▶

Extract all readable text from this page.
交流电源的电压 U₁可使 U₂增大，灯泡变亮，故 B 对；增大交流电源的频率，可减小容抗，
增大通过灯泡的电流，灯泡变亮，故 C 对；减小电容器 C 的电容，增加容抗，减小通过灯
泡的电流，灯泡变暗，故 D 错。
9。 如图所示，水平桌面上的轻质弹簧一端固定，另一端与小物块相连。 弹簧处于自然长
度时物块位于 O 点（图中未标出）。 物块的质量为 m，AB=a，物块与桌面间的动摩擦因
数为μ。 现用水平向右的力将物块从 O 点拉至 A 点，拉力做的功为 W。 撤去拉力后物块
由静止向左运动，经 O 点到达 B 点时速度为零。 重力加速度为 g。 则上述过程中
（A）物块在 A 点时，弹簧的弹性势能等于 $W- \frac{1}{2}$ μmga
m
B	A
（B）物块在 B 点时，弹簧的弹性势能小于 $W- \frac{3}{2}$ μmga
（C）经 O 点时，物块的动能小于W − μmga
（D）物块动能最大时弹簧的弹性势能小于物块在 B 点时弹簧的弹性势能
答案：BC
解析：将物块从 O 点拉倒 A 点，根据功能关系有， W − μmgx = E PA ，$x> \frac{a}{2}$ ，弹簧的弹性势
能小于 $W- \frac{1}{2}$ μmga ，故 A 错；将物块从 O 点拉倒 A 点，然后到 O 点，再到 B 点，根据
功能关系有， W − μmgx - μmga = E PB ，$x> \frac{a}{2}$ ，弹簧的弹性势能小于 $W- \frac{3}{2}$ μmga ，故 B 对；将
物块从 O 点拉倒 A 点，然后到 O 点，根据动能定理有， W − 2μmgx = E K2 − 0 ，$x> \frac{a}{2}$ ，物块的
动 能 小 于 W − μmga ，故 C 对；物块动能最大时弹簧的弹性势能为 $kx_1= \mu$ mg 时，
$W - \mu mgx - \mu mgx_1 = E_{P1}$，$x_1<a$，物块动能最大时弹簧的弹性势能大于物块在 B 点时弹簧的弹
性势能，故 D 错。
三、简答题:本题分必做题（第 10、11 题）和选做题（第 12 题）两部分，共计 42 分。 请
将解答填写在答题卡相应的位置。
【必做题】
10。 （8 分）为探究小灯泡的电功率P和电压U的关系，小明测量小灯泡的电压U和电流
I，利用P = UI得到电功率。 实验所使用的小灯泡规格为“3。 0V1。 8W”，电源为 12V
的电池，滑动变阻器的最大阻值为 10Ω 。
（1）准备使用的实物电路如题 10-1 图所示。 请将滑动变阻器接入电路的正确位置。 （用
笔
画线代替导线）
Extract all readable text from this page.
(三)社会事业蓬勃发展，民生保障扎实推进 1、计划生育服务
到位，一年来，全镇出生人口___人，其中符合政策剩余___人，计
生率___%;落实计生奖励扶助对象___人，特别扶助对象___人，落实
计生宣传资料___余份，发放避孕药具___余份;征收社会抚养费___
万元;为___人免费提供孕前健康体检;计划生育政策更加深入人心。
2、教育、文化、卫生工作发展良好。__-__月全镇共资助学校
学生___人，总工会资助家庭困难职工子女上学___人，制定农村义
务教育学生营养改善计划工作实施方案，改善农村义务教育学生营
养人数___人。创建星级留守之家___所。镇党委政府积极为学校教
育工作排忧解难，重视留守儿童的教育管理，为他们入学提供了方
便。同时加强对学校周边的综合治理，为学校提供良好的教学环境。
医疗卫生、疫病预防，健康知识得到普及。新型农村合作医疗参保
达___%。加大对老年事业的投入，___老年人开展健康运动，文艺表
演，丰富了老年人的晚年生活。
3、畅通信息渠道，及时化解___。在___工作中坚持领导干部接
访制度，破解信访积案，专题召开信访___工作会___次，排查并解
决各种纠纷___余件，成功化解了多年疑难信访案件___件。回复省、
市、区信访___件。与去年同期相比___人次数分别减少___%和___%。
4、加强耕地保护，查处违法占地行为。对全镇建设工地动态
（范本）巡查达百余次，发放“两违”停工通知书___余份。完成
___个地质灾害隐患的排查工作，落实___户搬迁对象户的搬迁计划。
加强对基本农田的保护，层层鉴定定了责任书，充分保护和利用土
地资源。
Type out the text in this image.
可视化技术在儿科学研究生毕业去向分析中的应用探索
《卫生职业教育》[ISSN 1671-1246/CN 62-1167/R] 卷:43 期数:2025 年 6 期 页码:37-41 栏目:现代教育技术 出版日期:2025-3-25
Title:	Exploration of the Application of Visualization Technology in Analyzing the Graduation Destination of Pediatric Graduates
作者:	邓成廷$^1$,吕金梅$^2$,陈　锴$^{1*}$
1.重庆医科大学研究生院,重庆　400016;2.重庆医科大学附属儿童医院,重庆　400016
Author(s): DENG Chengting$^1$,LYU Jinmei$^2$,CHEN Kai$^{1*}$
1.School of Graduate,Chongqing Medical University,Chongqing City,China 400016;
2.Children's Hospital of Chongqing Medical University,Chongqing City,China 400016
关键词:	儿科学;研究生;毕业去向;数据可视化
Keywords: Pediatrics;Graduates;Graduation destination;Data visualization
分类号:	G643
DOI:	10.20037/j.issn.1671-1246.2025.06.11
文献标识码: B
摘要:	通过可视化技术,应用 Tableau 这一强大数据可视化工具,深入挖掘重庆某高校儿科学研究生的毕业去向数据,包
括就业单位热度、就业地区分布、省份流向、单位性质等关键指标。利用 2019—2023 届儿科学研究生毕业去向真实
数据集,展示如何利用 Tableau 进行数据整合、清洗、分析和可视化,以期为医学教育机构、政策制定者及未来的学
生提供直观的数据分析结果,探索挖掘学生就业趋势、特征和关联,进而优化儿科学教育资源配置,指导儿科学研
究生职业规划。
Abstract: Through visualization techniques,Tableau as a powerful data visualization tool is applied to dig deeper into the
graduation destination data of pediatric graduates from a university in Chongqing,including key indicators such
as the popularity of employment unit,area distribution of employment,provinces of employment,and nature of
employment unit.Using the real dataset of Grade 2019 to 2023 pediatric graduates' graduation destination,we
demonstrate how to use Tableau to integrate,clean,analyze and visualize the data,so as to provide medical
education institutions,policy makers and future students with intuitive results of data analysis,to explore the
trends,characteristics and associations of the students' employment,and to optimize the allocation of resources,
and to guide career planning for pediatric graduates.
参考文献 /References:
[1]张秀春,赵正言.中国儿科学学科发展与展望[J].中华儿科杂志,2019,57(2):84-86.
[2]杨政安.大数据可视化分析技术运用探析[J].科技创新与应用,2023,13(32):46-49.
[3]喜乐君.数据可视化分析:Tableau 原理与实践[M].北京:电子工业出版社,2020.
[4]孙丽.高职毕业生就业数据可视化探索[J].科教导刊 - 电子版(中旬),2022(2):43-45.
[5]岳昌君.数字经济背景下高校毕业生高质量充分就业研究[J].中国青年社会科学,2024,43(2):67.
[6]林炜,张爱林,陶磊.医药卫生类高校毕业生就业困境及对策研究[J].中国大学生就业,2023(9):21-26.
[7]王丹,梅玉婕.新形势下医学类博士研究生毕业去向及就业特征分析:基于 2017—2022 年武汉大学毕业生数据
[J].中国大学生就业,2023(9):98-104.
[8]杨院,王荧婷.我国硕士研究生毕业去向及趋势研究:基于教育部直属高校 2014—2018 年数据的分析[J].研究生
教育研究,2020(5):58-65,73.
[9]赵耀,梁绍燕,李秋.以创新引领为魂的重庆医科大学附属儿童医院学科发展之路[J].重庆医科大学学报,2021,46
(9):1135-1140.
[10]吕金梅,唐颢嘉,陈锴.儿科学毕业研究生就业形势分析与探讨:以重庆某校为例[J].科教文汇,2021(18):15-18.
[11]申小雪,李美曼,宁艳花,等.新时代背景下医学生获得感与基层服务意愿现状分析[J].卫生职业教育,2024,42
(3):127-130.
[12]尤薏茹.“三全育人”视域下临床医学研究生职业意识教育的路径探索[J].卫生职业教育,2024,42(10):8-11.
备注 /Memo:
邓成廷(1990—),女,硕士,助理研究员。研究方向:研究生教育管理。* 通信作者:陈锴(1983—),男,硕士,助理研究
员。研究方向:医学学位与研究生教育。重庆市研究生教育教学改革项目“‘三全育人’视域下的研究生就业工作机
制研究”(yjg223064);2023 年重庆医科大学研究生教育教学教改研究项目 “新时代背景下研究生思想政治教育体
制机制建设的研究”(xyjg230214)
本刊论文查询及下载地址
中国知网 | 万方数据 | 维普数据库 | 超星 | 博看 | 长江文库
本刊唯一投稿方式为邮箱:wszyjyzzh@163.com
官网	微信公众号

◀

Exercise goal ::
Pull out all lines containing "China".

Expected output ::
1.School of Graduate,Chongqing Medical University,Chongqing City,China 400016;
2.Children's Hospital of Chongqing Medical University,Chongqing City,China 400016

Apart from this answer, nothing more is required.